*EXERCISE*:
Identify each line holding the string "водоснабжения" and copy it.
────────────────────
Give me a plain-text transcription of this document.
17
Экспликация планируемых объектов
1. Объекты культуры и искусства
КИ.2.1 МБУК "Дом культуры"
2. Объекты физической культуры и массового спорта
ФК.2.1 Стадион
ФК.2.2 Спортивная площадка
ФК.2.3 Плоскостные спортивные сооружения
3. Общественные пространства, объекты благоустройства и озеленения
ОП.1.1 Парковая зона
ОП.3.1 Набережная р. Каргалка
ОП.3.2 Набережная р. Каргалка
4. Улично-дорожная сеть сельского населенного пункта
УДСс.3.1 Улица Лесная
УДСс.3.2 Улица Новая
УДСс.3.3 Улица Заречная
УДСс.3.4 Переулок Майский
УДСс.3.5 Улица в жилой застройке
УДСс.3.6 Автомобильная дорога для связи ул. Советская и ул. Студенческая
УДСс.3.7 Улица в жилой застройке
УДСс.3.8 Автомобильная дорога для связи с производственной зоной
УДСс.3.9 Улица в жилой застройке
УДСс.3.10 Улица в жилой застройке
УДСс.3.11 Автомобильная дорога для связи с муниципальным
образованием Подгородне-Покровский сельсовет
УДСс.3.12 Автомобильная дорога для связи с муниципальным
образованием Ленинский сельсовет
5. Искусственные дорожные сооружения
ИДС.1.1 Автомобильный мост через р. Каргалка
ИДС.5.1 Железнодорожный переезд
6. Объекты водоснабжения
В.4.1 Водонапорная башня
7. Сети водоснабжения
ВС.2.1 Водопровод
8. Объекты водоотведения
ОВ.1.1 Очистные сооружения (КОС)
────────────────────
*WRITTEN REPLY*:
6. Объекты водоснабжения
7. Сети водоснабжения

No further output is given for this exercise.